--- Task material ---
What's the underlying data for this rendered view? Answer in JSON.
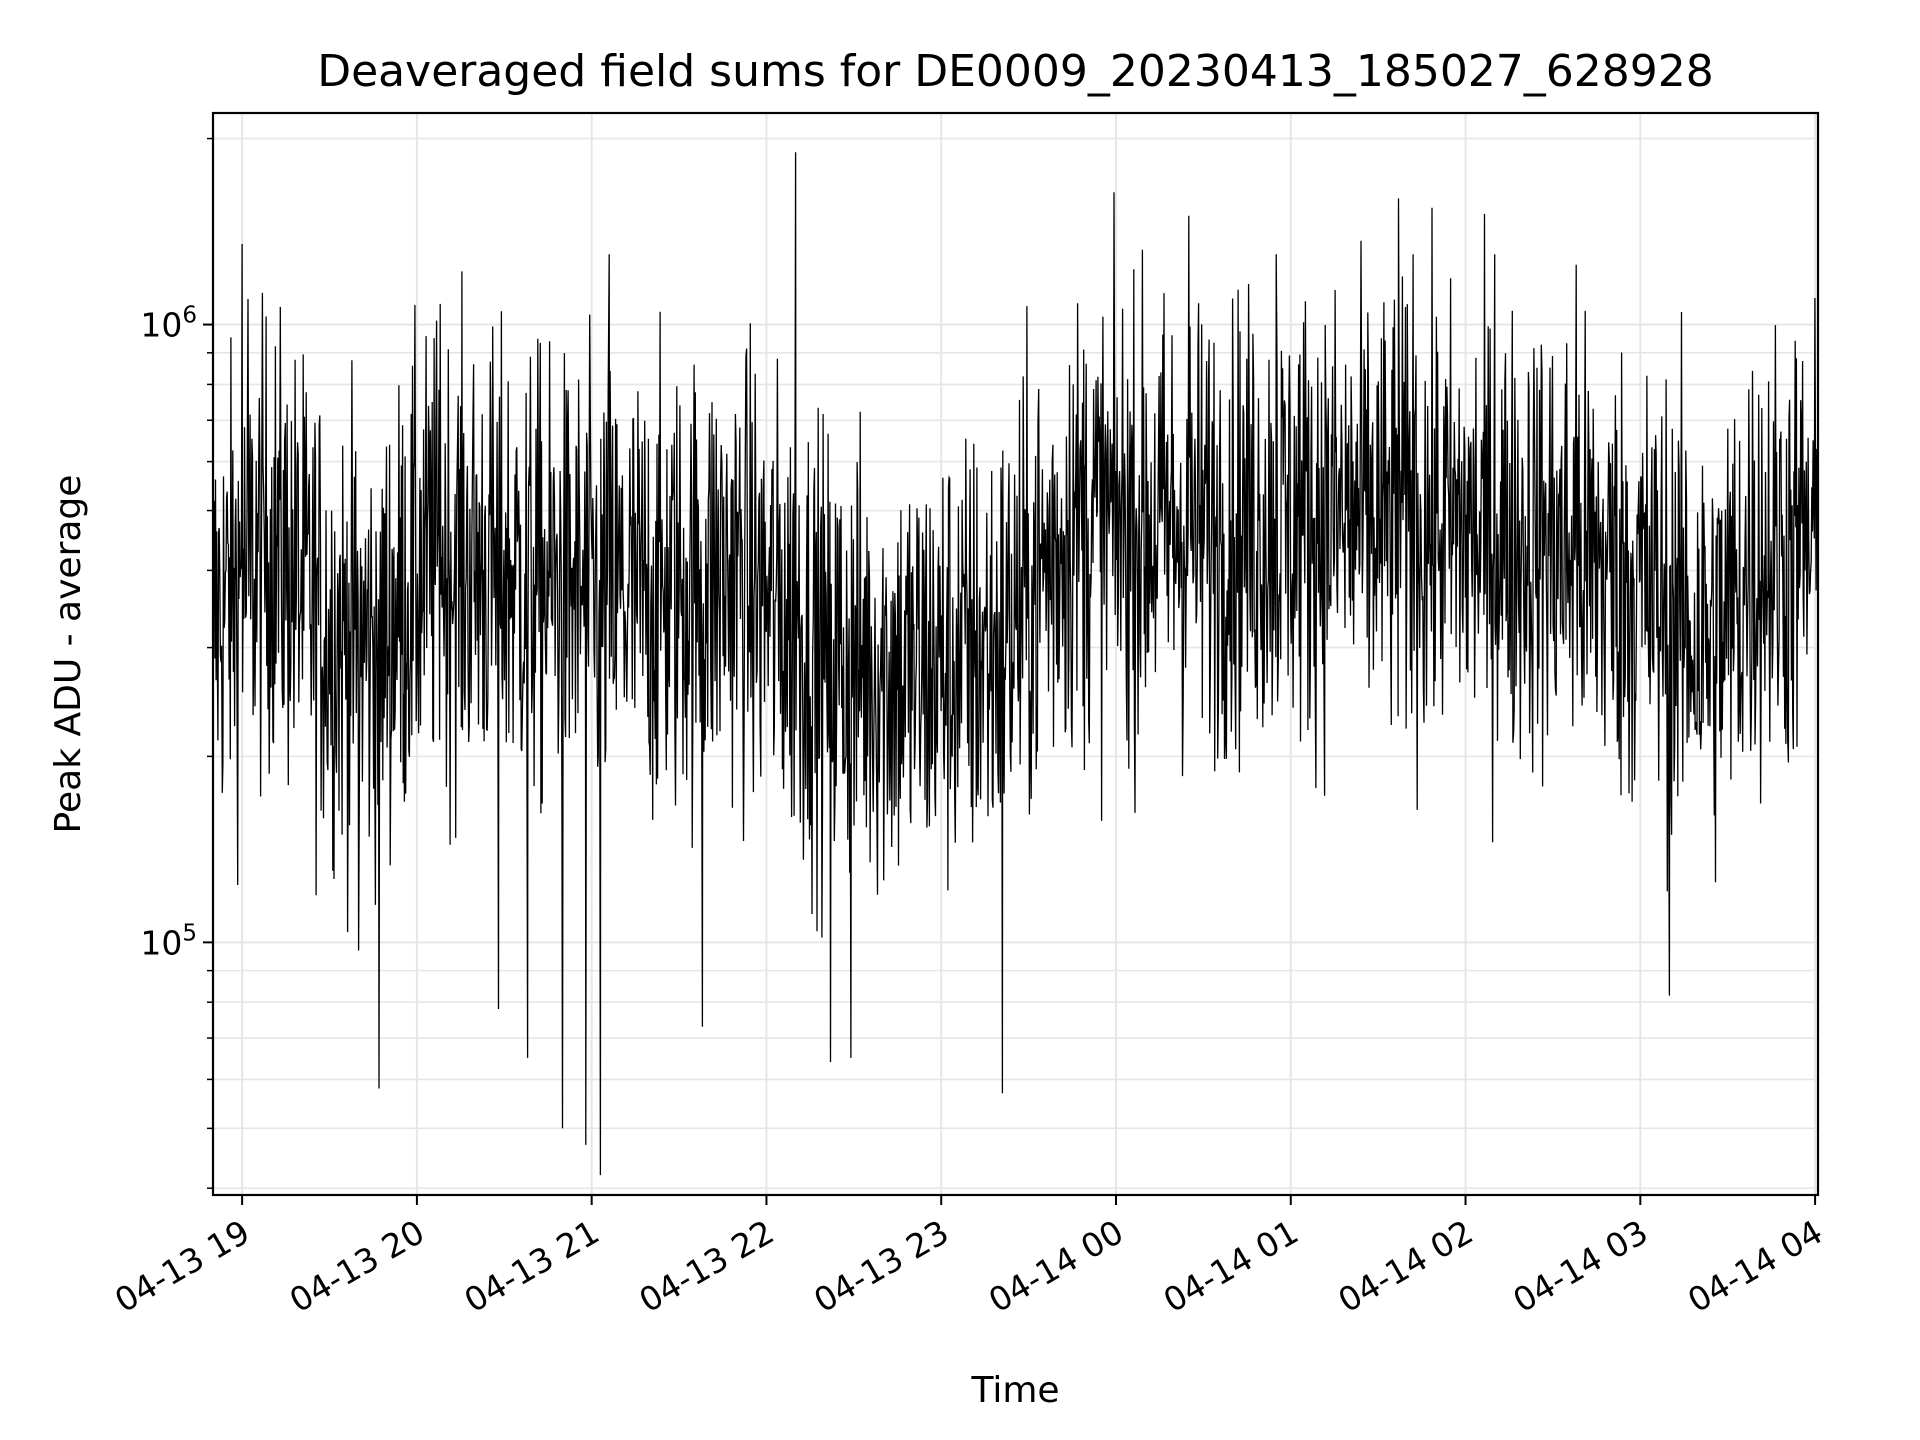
{
  "chart_data": {
    "type": "line",
    "title": "Deaveraged field sums for DE0009_20230413_185027_628928",
    "xlabel": "Time",
    "ylabel": "Peak ADU - average",
    "yscale": "log",
    "grid": true,
    "line_color": "#000000",
    "grid_color": "#e6e6e6",
    "xlim": [
      "2023-04-13 18:50",
      "2023-04-14 04:01"
    ],
    "ylim": [
      39000,
      2200000
    ],
    "x_ticks": [
      "04-13 19",
      "04-13 20",
      "04-13 21",
      "04-13 22",
      "04-13 23",
      "04-14 00",
      "04-14 01",
      "04-14 02",
      "04-14 03",
      "04-14 04"
    ],
    "y_ticks": [
      {
        "value": 100000,
        "base": "10",
        "exp": "5"
      },
      {
        "value": 1000000,
        "base": "10",
        "exp": "6"
      }
    ],
    "series": [
      {
        "baseline": [
          {
            "t": "2023-04-13 18:50",
            "y": 330000
          },
          {
            "t": "2023-04-13 19:10",
            "y": 450000
          },
          {
            "t": "2023-04-13 19:30",
            "y": 320000
          },
          {
            "t": "2023-04-13 19:45",
            "y": 300000
          },
          {
            "t": "2023-04-13 20:05",
            "y": 420000
          },
          {
            "t": "2023-04-13 20:30",
            "y": 400000
          },
          {
            "t": "2023-04-13 20:50",
            "y": 370000
          },
          {
            "t": "2023-04-13 21:20",
            "y": 360000
          },
          {
            "t": "2023-04-13 21:50",
            "y": 400000
          },
          {
            "t": "2023-04-13 22:20",
            "y": 290000
          },
          {
            "t": "2023-04-13 22:50",
            "y": 270000
          },
          {
            "t": "2023-04-13 23:20",
            "y": 300000
          },
          {
            "t": "2023-04-13 23:45",
            "y": 480000
          },
          {
            "t": "2023-04-14 00:30",
            "y": 470000
          },
          {
            "t": "2023-04-14 01:10",
            "y": 490000
          },
          {
            "t": "2023-04-14 01:50",
            "y": 470000
          },
          {
            "t": "2023-04-14 02:30",
            "y": 440000
          },
          {
            "t": "2023-04-14 03:00",
            "y": 380000
          },
          {
            "t": "2023-04-14 03:25",
            "y": 300000
          },
          {
            "t": "2023-04-14 03:40",
            "y": 420000
          },
          {
            "t": "2023-04-14 04:01",
            "y": 440000
          }
        ],
        "spikes": [
          {
            "t": "2023-04-13 19:00",
            "y": 1350000
          },
          {
            "t": "2023-04-13 19:02",
            "y": 1100000
          },
          {
            "t": "2023-04-13 19:40",
            "y": 97000
          },
          {
            "t": "2023-04-13 19:47",
            "y": 58000
          },
          {
            "t": "2023-04-13 20:08",
            "y": 1080000
          },
          {
            "t": "2023-04-13 20:28",
            "y": 78000
          },
          {
            "t": "2023-04-13 20:38",
            "y": 65000
          },
          {
            "t": "2023-04-13 20:50",
            "y": 50000
          },
          {
            "t": "2023-04-13 20:58",
            "y": 47000
          },
          {
            "t": "2023-04-13 21:03",
            "y": 42000
          },
          {
            "t": "2023-04-13 21:06",
            "y": 1300000
          },
          {
            "t": "2023-04-13 21:38",
            "y": 73000
          },
          {
            "t": "2023-04-13 22:10",
            "y": 1900000
          },
          {
            "t": "2023-04-13 22:22",
            "y": 64000
          },
          {
            "t": "2023-04-13 22:29",
            "y": 65000
          },
          {
            "t": "2023-04-13 23:21",
            "y": 57000
          },
          {
            "t": "2023-04-14 00:25",
            "y": 1500000
          },
          {
            "t": "2023-04-14 00:55",
            "y": 1300000
          },
          {
            "t": "2023-04-14 01:37",
            "y": 1600000
          },
          {
            "t": "2023-04-14 01:42",
            "y": 1300000
          },
          {
            "t": "2023-04-14 02:10",
            "y": 1300000
          },
          {
            "t": "2023-04-14 02:38",
            "y": 1250000
          },
          {
            "t": "2023-04-14 03:10",
            "y": 82000
          }
        ]
      }
    ]
  }
}
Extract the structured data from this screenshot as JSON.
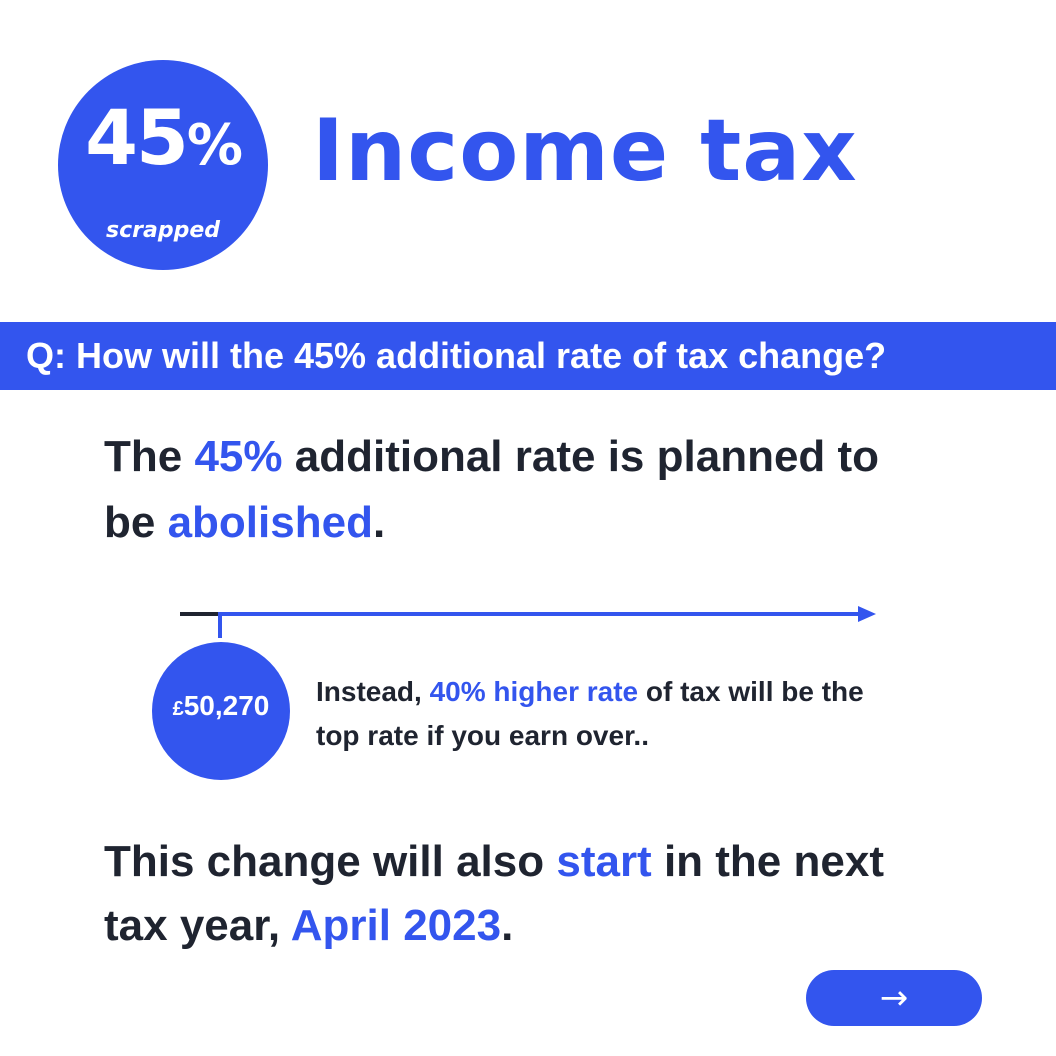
---
_Problem_. Reply with one number only: the count of lines in the entries that contain "JSON".

_Response below_. 2